Stored entries:
====
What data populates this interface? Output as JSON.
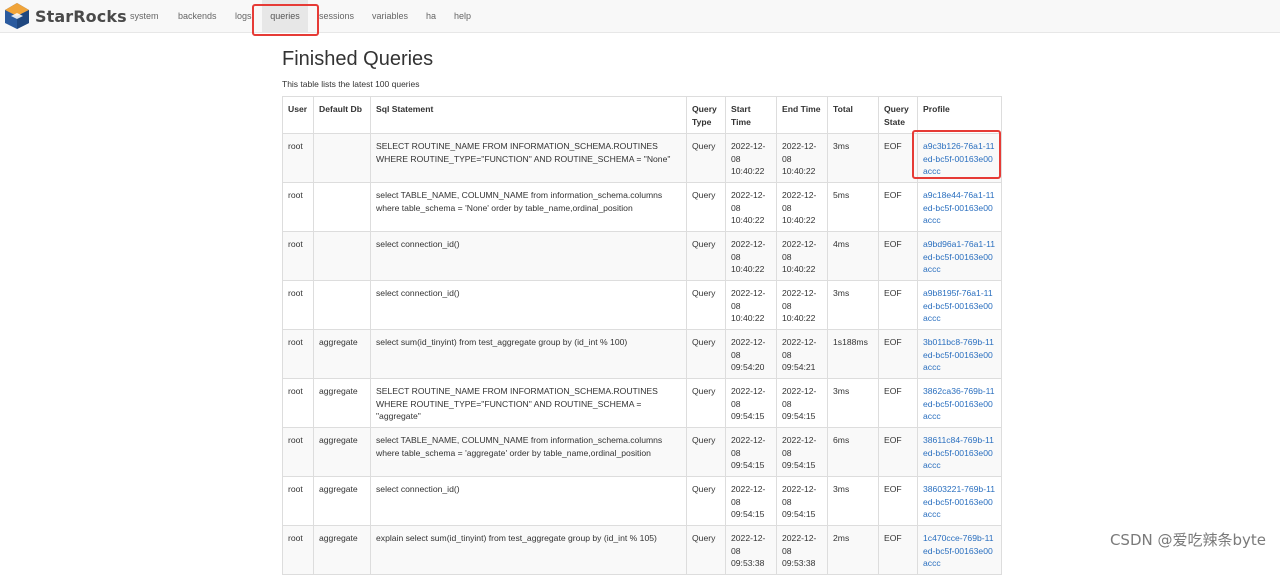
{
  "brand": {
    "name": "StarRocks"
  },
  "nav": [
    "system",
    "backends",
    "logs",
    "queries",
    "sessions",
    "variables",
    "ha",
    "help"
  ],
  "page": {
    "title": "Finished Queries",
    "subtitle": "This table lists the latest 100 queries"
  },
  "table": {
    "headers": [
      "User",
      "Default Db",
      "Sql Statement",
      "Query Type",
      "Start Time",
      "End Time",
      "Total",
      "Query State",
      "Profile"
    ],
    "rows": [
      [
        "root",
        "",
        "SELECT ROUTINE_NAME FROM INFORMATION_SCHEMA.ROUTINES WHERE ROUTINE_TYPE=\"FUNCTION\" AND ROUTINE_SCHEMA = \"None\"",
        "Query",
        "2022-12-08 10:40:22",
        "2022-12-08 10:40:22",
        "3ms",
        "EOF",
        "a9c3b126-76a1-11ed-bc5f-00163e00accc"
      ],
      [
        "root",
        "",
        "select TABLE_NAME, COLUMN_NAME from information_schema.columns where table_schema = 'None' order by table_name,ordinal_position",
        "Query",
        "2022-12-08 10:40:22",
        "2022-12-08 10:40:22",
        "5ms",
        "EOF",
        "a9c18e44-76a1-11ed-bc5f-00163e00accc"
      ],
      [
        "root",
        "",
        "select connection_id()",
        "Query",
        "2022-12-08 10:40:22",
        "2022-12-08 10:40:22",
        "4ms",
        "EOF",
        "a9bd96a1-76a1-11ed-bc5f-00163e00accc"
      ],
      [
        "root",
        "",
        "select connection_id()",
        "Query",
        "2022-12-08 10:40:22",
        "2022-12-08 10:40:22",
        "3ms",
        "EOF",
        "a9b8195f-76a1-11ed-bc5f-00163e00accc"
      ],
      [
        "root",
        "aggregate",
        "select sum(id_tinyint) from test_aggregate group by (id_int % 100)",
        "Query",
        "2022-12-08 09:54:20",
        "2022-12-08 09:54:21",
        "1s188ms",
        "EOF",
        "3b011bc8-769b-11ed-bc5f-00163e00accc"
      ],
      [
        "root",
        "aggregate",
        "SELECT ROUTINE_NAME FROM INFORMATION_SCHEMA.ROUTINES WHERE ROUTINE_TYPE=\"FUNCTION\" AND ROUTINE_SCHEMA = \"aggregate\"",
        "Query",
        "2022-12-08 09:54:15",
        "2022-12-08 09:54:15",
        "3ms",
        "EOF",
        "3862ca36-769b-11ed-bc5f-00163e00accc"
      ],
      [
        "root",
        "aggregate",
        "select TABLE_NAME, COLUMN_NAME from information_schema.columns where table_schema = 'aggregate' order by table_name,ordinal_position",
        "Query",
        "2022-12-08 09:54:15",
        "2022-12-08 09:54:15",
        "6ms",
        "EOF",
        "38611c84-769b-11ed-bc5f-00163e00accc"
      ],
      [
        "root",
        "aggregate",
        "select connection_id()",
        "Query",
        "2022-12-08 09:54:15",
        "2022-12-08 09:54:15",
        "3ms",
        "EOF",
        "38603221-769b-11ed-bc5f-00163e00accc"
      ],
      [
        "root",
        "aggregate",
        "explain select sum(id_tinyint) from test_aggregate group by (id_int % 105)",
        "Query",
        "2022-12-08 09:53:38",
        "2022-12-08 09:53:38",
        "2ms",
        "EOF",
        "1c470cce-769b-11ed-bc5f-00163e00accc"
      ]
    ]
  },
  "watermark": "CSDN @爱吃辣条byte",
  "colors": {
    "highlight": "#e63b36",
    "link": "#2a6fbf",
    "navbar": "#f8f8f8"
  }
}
====
Stated problem: Print out the material word for word, omitting the pictures.

Completed exercise:
What data populates this interface? Output as JSON.
{
  "brand": {
    "name": "StarRocks"
  },
  "nav": [
    "system",
    "backends",
    "logs",
    "queries",
    "sessions",
    "variables",
    "ha",
    "help"
  ],
  "page": {
    "title": "Finished Queries",
    "subtitle": "This table lists the latest 100 queries"
  },
  "table": {
    "headers": [
      "User",
      "Default Db",
      "Sql Statement",
      "Query Type",
      "Start Time",
      "End Time",
      "Total",
      "Query State",
      "Profile"
    ],
    "rows": [
      [
        "root",
        "",
        "SELECT ROUTINE_NAME FROM INFORMATION_SCHEMA.ROUTINES WHERE ROUTINE_TYPE=\"FUNCTION\" AND ROUTINE_SCHEMA = \"None\"",
        "Query",
        "2022-12-08 10:40:22",
        "2022-12-08 10:40:22",
        "3ms",
        "EOF",
        "a9c3b126-76a1-11ed-bc5f-00163e00accc"
      ],
      [
        "root",
        "",
        "select TABLE_NAME, COLUMN_NAME from information_schema.columns where table_schema = 'None' order by table_name,ordinal_position",
        "Query",
        "2022-12-08 10:40:22",
        "2022-12-08 10:40:22",
        "5ms",
        "EOF",
        "a9c18e44-76a1-11ed-bc5f-00163e00accc"
      ],
      [
        "root",
        "",
        "select connection_id()",
        "Query",
        "2022-12-08 10:40:22",
        "2022-12-08 10:40:22",
        "4ms",
        "EOF",
        "a9bd96a1-76a1-11ed-bc5f-00163e00accc"
      ],
      [
        "root",
        "",
        "select connection_id()",
        "Query",
        "2022-12-08 10:40:22",
        "2022-12-08 10:40:22",
        "3ms",
        "EOF",
        "a9b8195f-76a1-11ed-bc5f-00163e00accc"
      ],
      [
        "root",
        "aggregate",
        "select sum(id_tinyint) from test_aggregate group by (id_int % 100)",
        "Query",
        "2022-12-08 09:54:20",
        "2022-12-08 09:54:21",
        "1s188ms",
        "EOF",
        "3b011bc8-769b-11ed-bc5f-00163e00accc"
      ],
      [
        "root",
        "aggregate",
        "SELECT ROUTINE_NAME FROM INFORMATION_SCHEMA.ROUTINES WHERE ROUTINE_TYPE=\"FUNCTION\" AND ROUTINE_SCHEMA = \"aggregate\"",
        "Query",
        "2022-12-08 09:54:15",
        "2022-12-08 09:54:15",
        "3ms",
        "EOF",
        "3862ca36-769b-11ed-bc5f-00163e00accc"
      ],
      [
        "root",
        "aggregate",
        "select TABLE_NAME, COLUMN_NAME from information_schema.columns where table_schema = 'aggregate' order by table_name,ordinal_position",
        "Query",
        "2022-12-08 09:54:15",
        "2022-12-08 09:54:15",
        "6ms",
        "EOF",
        "38611c84-769b-11ed-bc5f-00163e00accc"
      ],
      [
        "root",
        "aggregate",
        "select connection_id()",
        "Query",
        "2022-12-08 09:54:15",
        "2022-12-08 09:54:15",
        "3ms",
        "EOF",
        "38603221-769b-11ed-bc5f-00163e00accc"
      ],
      [
        "root",
        "aggregate",
        "explain select sum(id_tinyint) from test_aggregate group by (id_int % 105)",
        "Query",
        "2022-12-08 09:53:38",
        "2022-12-08 09:53:38",
        "2ms",
        "EOF",
        "1c470cce-769b-11ed-bc5f-00163e00accc"
      ]
    ]
  },
  "watermark": "CSDN @爱吃辣条byte",
  "colors": {
    "highlight": "#e63b36",
    "link": "#2a6fbf",
    "navbar": "#f8f8f8"
  }
}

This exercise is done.